[Records provided start]

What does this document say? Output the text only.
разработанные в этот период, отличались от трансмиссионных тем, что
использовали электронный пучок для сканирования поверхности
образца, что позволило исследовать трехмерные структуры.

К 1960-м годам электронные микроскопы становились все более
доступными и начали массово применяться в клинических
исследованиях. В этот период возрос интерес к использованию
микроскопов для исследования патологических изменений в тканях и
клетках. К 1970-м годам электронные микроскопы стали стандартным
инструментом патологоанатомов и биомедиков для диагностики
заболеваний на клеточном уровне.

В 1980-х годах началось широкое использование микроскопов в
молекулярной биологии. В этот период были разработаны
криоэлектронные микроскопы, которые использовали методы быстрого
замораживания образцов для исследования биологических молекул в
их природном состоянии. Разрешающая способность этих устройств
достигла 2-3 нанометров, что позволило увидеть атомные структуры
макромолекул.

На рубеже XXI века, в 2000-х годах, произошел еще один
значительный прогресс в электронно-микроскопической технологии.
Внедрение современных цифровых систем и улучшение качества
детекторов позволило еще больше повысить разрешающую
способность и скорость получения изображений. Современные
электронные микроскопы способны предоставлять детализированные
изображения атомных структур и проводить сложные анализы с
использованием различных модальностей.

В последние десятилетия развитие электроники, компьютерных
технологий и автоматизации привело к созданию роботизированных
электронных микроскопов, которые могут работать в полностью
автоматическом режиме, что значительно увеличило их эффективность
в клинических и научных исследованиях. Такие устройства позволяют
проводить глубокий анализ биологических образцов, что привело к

[Records provided end]
[Records provided start]

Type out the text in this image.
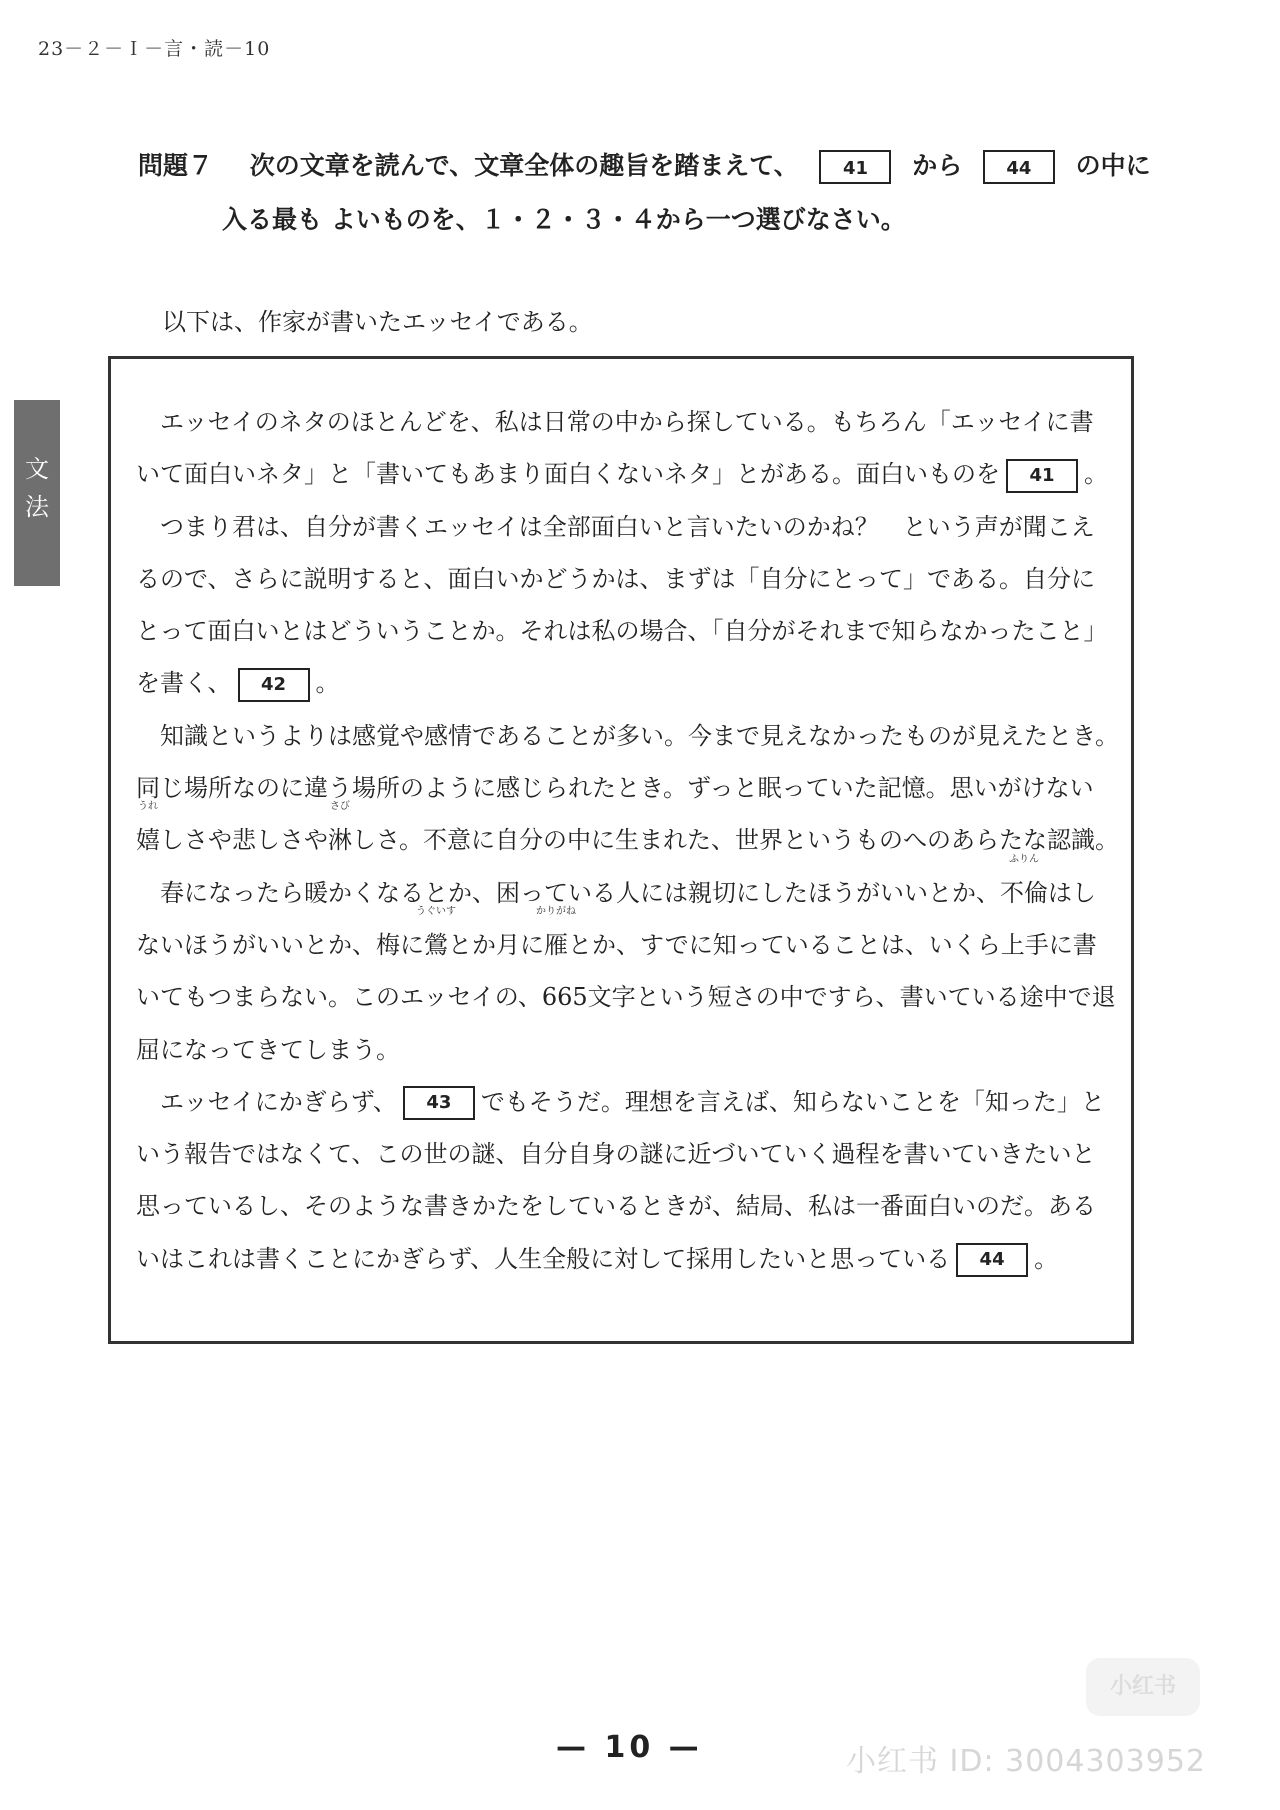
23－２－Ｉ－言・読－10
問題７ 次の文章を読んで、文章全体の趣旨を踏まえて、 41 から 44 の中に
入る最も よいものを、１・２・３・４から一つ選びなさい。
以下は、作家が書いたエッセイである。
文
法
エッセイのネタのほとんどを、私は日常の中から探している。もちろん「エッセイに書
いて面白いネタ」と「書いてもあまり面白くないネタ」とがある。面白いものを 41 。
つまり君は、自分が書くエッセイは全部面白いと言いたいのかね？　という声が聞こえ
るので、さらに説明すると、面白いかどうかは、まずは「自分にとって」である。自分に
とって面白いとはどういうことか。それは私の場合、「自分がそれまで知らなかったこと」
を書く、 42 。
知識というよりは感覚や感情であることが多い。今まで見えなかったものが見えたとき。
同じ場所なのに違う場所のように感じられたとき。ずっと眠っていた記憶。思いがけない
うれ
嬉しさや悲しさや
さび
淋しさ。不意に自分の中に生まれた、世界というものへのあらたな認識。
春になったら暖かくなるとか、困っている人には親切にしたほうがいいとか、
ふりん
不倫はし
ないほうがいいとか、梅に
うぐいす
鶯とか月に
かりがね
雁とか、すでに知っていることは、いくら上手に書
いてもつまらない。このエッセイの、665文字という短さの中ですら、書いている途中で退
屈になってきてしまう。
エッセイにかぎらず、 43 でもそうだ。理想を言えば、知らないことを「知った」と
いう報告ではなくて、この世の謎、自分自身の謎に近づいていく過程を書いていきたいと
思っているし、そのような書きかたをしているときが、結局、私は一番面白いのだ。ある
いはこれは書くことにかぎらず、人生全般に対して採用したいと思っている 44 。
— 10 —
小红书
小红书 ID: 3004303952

[Records provided end]

**What to do**
List all lines from the entries that include the word "структуры".

**Solution below**
образца, что позволило исследовать трехмерные структуры.
достигла 2-3 нанометров, что позволило увидеть атомные структуры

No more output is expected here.